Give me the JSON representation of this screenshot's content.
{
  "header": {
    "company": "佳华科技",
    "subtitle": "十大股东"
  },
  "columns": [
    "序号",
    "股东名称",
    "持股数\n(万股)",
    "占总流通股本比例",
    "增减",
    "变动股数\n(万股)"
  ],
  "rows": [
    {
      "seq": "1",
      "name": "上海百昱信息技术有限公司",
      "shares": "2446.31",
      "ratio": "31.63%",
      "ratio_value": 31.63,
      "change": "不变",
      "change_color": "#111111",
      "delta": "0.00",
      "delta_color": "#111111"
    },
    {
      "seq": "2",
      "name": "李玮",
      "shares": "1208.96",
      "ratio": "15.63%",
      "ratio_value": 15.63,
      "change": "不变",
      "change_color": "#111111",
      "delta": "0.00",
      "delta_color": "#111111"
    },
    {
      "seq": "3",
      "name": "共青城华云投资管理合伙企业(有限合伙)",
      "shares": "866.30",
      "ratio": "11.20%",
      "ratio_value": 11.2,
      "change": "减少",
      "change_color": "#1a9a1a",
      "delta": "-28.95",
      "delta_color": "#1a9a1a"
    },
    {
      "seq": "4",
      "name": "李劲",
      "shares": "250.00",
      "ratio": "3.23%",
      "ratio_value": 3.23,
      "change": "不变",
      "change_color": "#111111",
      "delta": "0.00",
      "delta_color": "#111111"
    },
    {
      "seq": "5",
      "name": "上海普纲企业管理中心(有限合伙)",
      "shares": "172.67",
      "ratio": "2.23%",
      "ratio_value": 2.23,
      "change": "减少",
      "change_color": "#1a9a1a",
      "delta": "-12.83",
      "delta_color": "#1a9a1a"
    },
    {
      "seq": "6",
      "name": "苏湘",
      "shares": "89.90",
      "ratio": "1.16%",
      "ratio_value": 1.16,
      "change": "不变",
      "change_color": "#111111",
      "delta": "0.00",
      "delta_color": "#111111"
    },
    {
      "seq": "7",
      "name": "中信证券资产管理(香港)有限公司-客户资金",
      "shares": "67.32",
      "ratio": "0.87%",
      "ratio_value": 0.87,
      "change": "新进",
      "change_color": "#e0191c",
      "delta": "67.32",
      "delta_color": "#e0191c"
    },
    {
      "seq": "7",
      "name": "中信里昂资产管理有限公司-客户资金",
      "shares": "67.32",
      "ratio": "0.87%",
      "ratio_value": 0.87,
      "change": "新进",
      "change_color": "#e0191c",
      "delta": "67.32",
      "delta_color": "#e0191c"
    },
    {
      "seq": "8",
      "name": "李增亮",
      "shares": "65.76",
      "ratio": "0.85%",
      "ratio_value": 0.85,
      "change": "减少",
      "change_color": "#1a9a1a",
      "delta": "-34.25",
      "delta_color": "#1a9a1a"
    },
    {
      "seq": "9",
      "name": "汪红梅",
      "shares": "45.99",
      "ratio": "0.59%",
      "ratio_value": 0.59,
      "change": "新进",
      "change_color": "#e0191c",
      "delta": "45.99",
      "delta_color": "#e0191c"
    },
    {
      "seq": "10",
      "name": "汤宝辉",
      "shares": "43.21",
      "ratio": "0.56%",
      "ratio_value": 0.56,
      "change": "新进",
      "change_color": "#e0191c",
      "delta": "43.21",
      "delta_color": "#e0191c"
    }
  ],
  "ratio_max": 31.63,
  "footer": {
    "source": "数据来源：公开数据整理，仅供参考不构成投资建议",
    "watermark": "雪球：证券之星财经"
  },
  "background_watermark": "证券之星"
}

+++++

* _WHAT NEEDS TO BE DONE_: Can you reproduce all the material exactly?

* _RESPONSE TO THIS TASK_:
Give me the JSON representation of this screenshot's content.
{
  "header": {
    "company": "佳华科技",
    "subtitle": "十大股东"
  },
  "columns": [
    "序号",
    "股东名称",
    "持股数\n(万股)",
    "占总流通股本比例",
    "增减",
    "变动股数\n(万股)"
  ],
  "rows": [
    {
      "seq": "1",
      "name": "上海百昱信息技术有限公司",
      "shares": "2446.31",
      "ratio": "31.63%",
      "ratio_value": 31.63,
      "change": "不变",
      "change_color": "#111111",
      "delta": "0.00",
      "delta_color": "#111111"
    },
    {
      "seq": "2",
      "name": "李玮",
      "shares": "1208.96",
      "ratio": "15.63%",
      "ratio_value": 15.63,
      "change": "不变",
      "change_color": "#111111",
      "delta": "0.00",
      "delta_color": "#111111"
    },
    {
      "seq": "3",
      "name": "共青城华云投资管理合伙企业(有限合伙)",
      "shares": "866.30",
      "ratio": "11.20%",
      "ratio_value": 11.2,
      "change": "减少",
      "change_color": "#1a9a1a",
      "delta": "-28.95",
      "delta_color": "#1a9a1a"
    },
    {
      "seq": "4",
      "name": "李劲",
      "shares": "250.00",
      "ratio": "3.23%",
      "ratio_value": 3.23,
      "change": "不变",
      "change_color": "#111111",
      "delta": "0.00",
      "delta_color": "#111111"
    },
    {
      "seq": "5",
      "name": "上海普纲企业管理中心(有限合伙)",
      "shares": "172.67",
      "ratio": "2.23%",
      "ratio_value": 2.23,
      "change": "减少",
      "change_color": "#1a9a1a",
      "delta": "-12.83",
      "delta_color": "#1a9a1a"
    },
    {
      "seq": "6",
      "name": "苏湘",
      "shares": "89.90",
      "ratio": "1.16%",
      "ratio_value": 1.16,
      "change": "不变",
      "change_color": "#111111",
      "delta": "0.00",
      "delta_color": "#111111"
    },
    {
      "seq": "7",
      "name": "中信证券资产管理(香港)有限公司-客户资金",
      "shares": "67.32",
      "ratio": "0.87%",
      "ratio_value": 0.87,
      "change": "新进",
      "change_color": "#e0191c",
      "delta": "67.32",
      "delta_color": "#e0191c"
    },
    {
      "seq": "7",
      "name": "中信里昂资产管理有限公司-客户资金",
      "shares": "67.32",
      "ratio": "0.87%",
      "ratio_value": 0.87,
      "change": "新进",
      "change_color": "#e0191c",
      "delta": "67.32",
      "delta_color": "#e0191c"
    },
    {
      "seq": "8",
      "name": "李增亮",
      "shares": "65.76",
      "ratio": "0.85%",
      "ratio_value": 0.85,
      "change": "减少",
      "change_color": "#1a9a1a",
      "delta": "-34.25",
      "delta_color": "#1a9a1a"
    },
    {
      "seq": "9",
      "name": "汪红梅",
      "shares": "45.99",
      "ratio": "0.59%",
      "ratio_value": 0.59,
      "change": "新进",
      "change_color": "#e0191c",
      "delta": "45.99",
      "delta_color": "#e0191c"
    },
    {
      "seq": "10",
      "name": "汤宝辉",
      "shares": "43.21",
      "ratio": "0.56%",
      "ratio_value": 0.56,
      "change": "新进",
      "change_color": "#e0191c",
      "delta": "43.21",
      "delta_color": "#e0191c"
    }
  ],
  "ratio_max": 31.63,
  "footer": {
    "source": "数据来源：公开数据整理，仅供参考不构成投资建议",
    "watermark": "雪球：证券之星财经"
  },
  "background_watermark": "证券之星"
}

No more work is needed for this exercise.